• Task instructions: Where does the string "udzielenie" appear? Copy every line of the entries below that holds it.

++++ Raw data

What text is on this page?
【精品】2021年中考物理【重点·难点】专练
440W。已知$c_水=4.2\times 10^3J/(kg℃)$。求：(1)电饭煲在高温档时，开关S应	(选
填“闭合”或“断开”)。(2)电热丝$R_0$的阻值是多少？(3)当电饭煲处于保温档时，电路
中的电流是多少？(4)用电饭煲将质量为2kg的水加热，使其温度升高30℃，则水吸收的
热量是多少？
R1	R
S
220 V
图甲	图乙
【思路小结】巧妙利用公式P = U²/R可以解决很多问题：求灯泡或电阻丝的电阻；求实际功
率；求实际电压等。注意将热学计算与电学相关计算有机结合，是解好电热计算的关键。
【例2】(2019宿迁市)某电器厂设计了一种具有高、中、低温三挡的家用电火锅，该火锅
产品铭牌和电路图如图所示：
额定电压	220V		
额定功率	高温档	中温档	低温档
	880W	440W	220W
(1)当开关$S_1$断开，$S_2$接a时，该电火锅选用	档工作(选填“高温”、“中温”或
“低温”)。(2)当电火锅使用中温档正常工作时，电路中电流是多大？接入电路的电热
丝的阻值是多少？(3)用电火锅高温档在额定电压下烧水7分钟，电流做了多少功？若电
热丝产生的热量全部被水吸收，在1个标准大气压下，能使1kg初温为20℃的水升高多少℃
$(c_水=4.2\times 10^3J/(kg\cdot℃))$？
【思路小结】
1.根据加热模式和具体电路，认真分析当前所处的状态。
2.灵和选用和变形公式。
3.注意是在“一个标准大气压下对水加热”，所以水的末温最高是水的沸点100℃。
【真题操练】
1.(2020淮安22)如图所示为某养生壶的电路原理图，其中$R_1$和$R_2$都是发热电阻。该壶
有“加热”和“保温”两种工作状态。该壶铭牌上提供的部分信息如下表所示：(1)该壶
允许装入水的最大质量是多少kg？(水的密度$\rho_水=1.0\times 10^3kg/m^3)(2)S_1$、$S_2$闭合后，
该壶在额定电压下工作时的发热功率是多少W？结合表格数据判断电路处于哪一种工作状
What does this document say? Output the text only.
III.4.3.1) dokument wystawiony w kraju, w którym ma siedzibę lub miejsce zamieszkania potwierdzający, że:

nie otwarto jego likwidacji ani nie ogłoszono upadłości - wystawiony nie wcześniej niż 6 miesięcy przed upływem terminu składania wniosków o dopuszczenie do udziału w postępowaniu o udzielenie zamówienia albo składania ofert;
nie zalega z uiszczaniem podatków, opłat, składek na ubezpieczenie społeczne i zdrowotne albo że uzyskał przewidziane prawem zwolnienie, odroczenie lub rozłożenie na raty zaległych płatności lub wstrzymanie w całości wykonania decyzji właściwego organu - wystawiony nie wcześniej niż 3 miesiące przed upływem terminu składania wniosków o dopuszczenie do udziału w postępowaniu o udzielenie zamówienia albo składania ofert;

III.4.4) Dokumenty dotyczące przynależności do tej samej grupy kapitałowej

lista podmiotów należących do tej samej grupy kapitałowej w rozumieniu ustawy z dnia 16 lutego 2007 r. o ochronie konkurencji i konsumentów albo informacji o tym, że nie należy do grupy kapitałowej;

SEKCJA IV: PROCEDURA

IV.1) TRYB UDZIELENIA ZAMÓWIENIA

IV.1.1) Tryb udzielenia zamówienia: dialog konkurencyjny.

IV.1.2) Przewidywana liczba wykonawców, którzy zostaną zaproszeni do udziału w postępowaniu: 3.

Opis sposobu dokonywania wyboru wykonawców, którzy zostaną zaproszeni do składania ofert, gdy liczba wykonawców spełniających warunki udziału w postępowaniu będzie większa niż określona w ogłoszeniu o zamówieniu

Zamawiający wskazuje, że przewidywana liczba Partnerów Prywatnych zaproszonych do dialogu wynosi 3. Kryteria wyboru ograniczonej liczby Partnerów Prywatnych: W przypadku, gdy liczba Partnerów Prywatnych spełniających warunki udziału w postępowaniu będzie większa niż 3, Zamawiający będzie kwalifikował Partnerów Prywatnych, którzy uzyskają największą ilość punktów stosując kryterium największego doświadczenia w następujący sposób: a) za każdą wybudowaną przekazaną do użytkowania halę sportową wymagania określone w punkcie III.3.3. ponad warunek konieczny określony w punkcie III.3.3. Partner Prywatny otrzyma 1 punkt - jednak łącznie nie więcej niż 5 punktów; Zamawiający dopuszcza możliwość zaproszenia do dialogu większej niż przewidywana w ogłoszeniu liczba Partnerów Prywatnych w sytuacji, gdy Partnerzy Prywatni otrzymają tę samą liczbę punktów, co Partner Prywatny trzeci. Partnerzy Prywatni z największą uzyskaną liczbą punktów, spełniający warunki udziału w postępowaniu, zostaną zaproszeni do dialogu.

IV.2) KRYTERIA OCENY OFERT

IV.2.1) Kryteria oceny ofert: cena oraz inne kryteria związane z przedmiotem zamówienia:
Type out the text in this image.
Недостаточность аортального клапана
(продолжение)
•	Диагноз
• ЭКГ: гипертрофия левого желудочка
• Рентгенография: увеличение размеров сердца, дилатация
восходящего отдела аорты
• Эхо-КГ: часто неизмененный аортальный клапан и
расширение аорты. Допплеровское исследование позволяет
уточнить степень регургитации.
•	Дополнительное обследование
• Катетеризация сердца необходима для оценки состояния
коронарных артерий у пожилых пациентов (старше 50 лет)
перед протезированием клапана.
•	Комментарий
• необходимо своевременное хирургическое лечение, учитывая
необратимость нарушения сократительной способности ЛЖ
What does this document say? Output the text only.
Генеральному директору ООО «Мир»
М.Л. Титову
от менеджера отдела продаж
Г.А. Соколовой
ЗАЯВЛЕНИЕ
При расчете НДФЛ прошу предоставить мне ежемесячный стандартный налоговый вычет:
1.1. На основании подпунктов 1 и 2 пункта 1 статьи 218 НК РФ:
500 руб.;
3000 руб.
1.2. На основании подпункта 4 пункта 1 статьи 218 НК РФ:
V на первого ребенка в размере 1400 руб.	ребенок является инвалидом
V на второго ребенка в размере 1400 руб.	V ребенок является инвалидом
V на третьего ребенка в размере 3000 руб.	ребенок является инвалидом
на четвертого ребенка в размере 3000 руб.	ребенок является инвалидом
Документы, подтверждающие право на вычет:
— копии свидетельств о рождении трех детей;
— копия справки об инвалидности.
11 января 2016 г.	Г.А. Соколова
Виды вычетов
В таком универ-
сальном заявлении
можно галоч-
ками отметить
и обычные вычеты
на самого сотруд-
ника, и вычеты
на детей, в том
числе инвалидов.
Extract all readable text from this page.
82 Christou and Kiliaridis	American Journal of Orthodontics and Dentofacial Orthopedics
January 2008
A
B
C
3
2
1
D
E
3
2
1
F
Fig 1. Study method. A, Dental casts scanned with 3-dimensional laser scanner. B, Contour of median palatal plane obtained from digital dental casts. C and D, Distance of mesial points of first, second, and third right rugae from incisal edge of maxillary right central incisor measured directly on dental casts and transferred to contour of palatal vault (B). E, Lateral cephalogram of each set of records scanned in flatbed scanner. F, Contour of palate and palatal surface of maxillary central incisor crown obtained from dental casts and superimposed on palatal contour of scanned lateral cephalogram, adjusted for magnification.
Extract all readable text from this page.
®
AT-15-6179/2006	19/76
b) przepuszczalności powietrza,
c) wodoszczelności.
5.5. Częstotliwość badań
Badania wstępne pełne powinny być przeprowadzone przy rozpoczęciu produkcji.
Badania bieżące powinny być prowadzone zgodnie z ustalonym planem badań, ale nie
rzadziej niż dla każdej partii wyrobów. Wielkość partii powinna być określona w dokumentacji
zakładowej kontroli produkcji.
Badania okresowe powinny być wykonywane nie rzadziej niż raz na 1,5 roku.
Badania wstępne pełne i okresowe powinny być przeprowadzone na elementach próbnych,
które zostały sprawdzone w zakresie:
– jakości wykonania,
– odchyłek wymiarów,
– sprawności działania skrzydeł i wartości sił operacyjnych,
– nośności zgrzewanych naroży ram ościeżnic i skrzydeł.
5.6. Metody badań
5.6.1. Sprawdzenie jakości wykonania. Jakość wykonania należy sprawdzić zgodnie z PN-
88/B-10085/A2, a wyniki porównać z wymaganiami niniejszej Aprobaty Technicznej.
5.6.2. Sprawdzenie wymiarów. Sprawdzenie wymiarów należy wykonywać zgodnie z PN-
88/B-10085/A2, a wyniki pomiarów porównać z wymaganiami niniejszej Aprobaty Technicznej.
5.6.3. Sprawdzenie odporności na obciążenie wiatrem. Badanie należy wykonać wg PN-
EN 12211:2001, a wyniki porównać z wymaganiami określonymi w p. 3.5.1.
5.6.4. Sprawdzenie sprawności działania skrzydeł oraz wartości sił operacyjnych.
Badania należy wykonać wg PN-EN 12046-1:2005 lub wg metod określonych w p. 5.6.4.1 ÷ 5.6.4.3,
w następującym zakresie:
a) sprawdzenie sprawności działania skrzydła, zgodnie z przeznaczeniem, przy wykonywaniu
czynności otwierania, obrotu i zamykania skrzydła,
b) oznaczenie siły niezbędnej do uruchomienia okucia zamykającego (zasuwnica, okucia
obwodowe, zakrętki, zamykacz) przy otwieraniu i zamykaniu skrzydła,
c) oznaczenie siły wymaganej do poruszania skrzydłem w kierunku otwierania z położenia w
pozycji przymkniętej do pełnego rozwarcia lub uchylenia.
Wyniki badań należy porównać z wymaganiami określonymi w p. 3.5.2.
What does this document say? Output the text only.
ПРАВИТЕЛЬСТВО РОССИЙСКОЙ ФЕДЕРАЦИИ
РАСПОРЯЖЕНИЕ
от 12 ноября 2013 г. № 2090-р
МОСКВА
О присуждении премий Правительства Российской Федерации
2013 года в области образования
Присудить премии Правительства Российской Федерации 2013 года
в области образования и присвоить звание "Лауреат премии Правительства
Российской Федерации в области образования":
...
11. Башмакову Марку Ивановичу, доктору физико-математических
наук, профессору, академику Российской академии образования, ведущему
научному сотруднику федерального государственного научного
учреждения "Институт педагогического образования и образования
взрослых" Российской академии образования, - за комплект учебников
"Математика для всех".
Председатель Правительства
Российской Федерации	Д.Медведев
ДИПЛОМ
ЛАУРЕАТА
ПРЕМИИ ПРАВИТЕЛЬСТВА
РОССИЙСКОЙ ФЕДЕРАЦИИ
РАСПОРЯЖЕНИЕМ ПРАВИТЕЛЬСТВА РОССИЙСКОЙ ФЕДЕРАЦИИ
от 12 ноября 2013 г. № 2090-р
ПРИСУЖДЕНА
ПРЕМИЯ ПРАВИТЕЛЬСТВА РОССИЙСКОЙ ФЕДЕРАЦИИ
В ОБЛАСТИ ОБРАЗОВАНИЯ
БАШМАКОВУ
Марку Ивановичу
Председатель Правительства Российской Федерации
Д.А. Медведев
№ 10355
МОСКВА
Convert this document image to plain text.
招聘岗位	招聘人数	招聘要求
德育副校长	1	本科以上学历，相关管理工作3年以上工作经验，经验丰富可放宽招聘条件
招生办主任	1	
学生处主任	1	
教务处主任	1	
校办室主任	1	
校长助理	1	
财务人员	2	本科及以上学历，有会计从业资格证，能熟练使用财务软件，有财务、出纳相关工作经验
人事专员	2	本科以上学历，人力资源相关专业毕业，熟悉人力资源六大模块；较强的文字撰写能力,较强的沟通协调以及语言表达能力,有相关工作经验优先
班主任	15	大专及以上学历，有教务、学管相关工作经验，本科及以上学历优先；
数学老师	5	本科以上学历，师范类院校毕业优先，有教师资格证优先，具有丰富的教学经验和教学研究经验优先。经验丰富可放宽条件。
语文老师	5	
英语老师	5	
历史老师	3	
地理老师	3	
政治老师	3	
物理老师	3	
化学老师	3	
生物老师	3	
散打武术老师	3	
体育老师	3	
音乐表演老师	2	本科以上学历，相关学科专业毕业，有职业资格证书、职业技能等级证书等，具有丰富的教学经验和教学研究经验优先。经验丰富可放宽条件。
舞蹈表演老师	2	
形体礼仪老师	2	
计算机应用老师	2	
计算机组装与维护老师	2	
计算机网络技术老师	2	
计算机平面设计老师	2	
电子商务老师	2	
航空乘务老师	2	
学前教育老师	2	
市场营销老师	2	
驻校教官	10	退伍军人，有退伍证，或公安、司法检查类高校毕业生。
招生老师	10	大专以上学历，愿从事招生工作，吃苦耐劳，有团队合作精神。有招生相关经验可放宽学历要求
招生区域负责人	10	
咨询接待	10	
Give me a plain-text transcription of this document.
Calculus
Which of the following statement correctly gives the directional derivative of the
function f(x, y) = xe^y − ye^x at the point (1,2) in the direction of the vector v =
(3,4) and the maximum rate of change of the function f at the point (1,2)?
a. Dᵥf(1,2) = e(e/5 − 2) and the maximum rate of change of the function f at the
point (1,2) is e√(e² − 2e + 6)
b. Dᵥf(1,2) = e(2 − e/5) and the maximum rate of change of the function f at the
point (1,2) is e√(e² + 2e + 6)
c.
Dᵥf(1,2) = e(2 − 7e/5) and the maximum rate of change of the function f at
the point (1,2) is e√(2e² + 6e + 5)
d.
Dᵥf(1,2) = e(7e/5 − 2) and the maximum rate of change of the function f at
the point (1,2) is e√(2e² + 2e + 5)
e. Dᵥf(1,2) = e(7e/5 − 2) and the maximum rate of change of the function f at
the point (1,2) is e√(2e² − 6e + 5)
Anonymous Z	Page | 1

++++++++

• Answer to this task:
nie otwarto jego likwidacji ani nie ogłoszono upadłości - wystawiony nie wcześniej niż 6 miesięcy przed upływem terminu składania wniosków o dopuszczenie do udziału w postępowaniu o udzielenie zamówienia albo składania ofert;
nie zalega z uiszczaniem podatków, opłat, składek na ubezpieczenie społeczne i zdrowotne albo że uzyskał przewidziane prawem zwolnienie, odroczenie lub rozłożenie na raty zaległych płatności lub wstrzymanie w całości wykonania decyzji właściwego organu - wystawiony nie wcześniej niż 3 miesiące przed upływem terminu składania wniosków o dopuszczenie do udziału w postępowaniu o udzielenie zamówienia albo składania ofert;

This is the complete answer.